>>

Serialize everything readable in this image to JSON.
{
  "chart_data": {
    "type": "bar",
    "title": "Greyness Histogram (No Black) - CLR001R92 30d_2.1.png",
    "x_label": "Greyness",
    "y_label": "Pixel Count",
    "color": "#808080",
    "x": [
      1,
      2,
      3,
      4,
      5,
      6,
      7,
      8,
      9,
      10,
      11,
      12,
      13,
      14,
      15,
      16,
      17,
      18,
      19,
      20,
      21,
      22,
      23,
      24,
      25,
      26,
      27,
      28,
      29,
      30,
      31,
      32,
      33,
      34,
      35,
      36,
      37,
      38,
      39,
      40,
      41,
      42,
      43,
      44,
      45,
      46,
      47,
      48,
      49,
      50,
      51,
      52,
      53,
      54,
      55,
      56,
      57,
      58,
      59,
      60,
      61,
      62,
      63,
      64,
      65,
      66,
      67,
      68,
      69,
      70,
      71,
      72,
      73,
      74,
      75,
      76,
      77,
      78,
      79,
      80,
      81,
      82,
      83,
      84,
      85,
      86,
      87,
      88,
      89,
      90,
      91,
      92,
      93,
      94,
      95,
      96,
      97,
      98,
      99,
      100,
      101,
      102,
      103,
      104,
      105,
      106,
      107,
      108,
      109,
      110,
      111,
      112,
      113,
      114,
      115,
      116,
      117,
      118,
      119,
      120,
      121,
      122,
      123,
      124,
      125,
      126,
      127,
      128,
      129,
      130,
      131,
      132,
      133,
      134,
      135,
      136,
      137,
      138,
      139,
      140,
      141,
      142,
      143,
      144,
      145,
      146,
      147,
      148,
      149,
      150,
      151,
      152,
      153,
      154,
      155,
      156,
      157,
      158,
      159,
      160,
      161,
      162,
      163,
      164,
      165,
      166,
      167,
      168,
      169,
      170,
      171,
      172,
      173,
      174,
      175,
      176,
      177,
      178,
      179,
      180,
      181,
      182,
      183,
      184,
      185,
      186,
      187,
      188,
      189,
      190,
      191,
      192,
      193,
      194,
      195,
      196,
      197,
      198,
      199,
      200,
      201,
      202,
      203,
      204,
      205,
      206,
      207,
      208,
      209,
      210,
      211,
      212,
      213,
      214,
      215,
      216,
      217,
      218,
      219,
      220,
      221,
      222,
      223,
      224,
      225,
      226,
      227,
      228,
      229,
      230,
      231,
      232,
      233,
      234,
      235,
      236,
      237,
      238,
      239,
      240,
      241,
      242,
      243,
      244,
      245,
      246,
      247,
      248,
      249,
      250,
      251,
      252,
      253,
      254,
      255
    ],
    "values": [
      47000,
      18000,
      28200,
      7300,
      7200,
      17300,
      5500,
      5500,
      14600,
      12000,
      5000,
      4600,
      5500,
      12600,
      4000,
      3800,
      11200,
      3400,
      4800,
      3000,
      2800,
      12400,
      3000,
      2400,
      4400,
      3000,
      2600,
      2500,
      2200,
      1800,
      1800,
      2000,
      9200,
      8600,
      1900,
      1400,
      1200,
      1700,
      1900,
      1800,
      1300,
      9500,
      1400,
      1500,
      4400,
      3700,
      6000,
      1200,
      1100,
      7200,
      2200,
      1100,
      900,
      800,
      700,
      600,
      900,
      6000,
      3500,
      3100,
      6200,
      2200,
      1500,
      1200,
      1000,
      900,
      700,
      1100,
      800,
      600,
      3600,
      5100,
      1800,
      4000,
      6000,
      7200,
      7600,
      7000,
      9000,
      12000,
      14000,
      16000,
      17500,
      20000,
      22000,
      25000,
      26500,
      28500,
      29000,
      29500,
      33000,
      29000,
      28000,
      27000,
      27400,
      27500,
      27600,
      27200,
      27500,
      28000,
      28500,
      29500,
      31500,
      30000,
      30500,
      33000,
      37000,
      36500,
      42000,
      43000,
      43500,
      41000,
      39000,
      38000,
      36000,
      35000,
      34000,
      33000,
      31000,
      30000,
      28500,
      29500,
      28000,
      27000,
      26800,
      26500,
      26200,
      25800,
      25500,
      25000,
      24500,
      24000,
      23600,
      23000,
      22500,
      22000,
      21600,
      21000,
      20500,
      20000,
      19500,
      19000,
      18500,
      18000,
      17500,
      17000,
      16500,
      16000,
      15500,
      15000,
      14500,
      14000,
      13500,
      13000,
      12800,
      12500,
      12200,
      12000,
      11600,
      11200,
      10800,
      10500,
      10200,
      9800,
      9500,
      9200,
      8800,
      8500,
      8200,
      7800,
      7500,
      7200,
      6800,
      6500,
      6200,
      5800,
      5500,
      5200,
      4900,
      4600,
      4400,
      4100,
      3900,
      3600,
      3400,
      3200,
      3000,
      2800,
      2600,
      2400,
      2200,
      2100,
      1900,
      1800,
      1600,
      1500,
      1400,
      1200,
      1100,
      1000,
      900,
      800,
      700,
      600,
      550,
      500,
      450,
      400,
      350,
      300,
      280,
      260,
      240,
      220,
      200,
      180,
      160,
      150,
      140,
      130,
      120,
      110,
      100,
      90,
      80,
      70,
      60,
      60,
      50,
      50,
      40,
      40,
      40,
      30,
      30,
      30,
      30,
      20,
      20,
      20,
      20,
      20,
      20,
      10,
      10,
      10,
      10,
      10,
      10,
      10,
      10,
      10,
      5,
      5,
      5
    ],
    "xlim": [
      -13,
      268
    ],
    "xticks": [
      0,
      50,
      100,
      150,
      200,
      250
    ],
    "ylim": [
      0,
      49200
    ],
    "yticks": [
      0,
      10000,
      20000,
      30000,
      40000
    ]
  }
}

<<

Required task:
Reproduce the entries above in full by retyping them exactly.

Result:
Serialize everything readable in this image to JSON.
{
  "chart_data": {
    "type": "bar",
    "title": "Greyness Histogram (No Black) - CLR001R92 30d_2.1.png",
    "x_label": "Greyness",
    "y_label": "Pixel Count",
    "color": "#808080",
    "x": [
      1,
      2,
      3,
      4,
      5,
      6,
      7,
      8,
      9,
      10,
      11,
      12,
      13,
      14,
      15,
      16,
      17,
      18,
      19,
      20,
      21,
      22,
      23,
      24,
      25,
      26,
      27,
      28,
      29,
      30,
      31,
      32,
      33,
      34,
      35,
      36,
      37,
      38,
      39,
      40,
      41,
      42,
      43,
      44,
      45,
      46,
      47,
      48,
      49,
      50,
      51,
      52,
      53,
      54,
      55,
      56,
      57,
      58,
      59,
      60,
      61,
      62,
      63,
      64,
      65,
      66,
      67,
      68,
      69,
      70,
      71,
      72,
      73,
      74,
      75,
      76,
      77,
      78,
      79,
      80,
      81,
      82,
      83,
      84,
      85,
      86,
      87,
      88,
      89,
      90,
      91,
      92,
      93,
      94,
      95,
      96,
      97,
      98,
      99,
      100,
      101,
      102,
      103,
      104,
      105,
      106,
      107,
      108,
      109,
      110,
      111,
      112,
      113,
      114,
      115,
      116,
      117,
      118,
      119,
      120,
      121,
      122,
      123,
      124,
      125,
      126,
      127,
      128,
      129,
      130,
      131,
      132,
      133,
      134,
      135,
      136,
      137,
      138,
      139,
      140,
      141,
      142,
      143,
      144,
      145,
      146,
      147,
      148,
      149,
      150,
      151,
      152,
      153,
      154,
      155,
      156,
      157,
      158,
      159,
      160,
      161,
      162,
      163,
      164,
      165,
      166,
      167,
      168,
      169,
      170,
      171,
      172,
      173,
      174,
      175,
      176,
      177,
      178,
      179,
      180,
      181,
      182,
      183,
      184,
      185,
      186,
      187,
      188,
      189,
      190,
      191,
      192,
      193,
      194,
      195,
      196,
      197,
      198,
      199,
      200,
      201,
      202,
      203,
      204,
      205,
      206,
      207,
      208,
      209,
      210,
      211,
      212,
      213,
      214,
      215,
      216,
      217,
      218,
      219,
      220,
      221,
      222,
      223,
      224,
      225,
      226,
      227,
      228,
      229,
      230,
      231,
      232,
      233,
      234,
      235,
      236,
      237,
      238,
      239,
      240,
      241,
      242,
      243,
      244,
      245,
      246,
      247,
      248,
      249,
      250,
      251,
      252,
      253,
      254,
      255
    ],
    "values": [
      47000,
      18000,
      28200,
      7300,
      7200,
      17300,
      5500,
      5500,
      14600,
      12000,
      5000,
      4600,
      5500,
      12600,
      4000,
      3800,
      11200,
      3400,
      4800,
      3000,
      2800,
      12400,
      3000,
      2400,
      4400,
      3000,
      2600,
      2500,
      2200,
      1800,
      1800,
      2000,
      9200,
      8600,
      1900,
      1400,
      1200,
      1700,
      1900,
      1800,
      1300,
      9500,
      1400,
      1500,
      4400,
      3700,
      6000,
      1200,
      1100,
      7200,
      2200,
      1100,
      900,
      800,
      700,
      600,
      900,
      6000,
      3500,
      3100,
      6200,
      2200,
      1500,
      1200,
      1000,
      900,
      700,
      1100,
      800,
      600,
      3600,
      5100,
      1800,
      4000,
      6000,
      7200,
      7600,
      7000,
      9000,
      12000,
      14000,
      16000,
      17500,
      20000,
      22000,
      25000,
      26500,
      28500,
      29000,
      29500,
      33000,
      29000,
      28000,
      27000,
      27400,
      27500,
      27600,
      27200,
      27500,
      28000,
      28500,
      29500,
      31500,
      30000,
      30500,
      33000,
      37000,
      36500,
      42000,
      43000,
      43500,
      41000,
      39000,
      38000,
      36000,
      35000,
      34000,
      33000,
      31000,
      30000,
      28500,
      29500,
      28000,
      27000,
      26800,
      26500,
      26200,
      25800,
      25500,
      25000,
      24500,
      24000,
      23600,
      23000,
      22500,
      22000,
      21600,
      21000,
      20500,
      20000,
      19500,
      19000,
      18500,
      18000,
      17500,
      17000,
      16500,
      16000,
      15500,
      15000,
      14500,
      14000,
      13500,
      13000,
      12800,
      12500,
      12200,
      12000,
      11600,
      11200,
      10800,
      10500,
      10200,
      9800,
      9500,
      9200,
      8800,
      8500,
      8200,
      7800,
      7500,
      7200,
      6800,
      6500,
      6200,
      5800,
      5500,
      5200,
      4900,
      4600,
      4400,
      4100,
      3900,
      3600,
      3400,
      3200,
      3000,
      2800,
      2600,
      2400,
      2200,
      2100,
      1900,
      1800,
      1600,
      1500,
      1400,
      1200,
      1100,
      1000,
      900,
      800,
      700,
      600,
      550,
      500,
      450,
      400,
      350,
      300,
      280,
      260,
      240,
      220,
      200,
      180,
      160,
      150,
      140,
      130,
      120,
      110,
      100,
      90,
      80,
      70,
      60,
      60,
      50,
      50,
      40,
      40,
      40,
      30,
      30,
      30,
      30,
      20,
      20,
      20,
      20,
      20,
      20,
      10,
      10,
      10,
      10,
      10,
      10,
      10,
      10,
      10,
      5,
      5,
      5
    ],
    "xlim": [
      -13,
      268
    ],
    "xticks": [
      0,
      50,
      100,
      150,
      200,
      250
    ],
    "ylim": [
      0,
      49200
    ],
    "yticks": [
      0,
      10000,
      20000,
      30000,
      40000
    ]
  }
}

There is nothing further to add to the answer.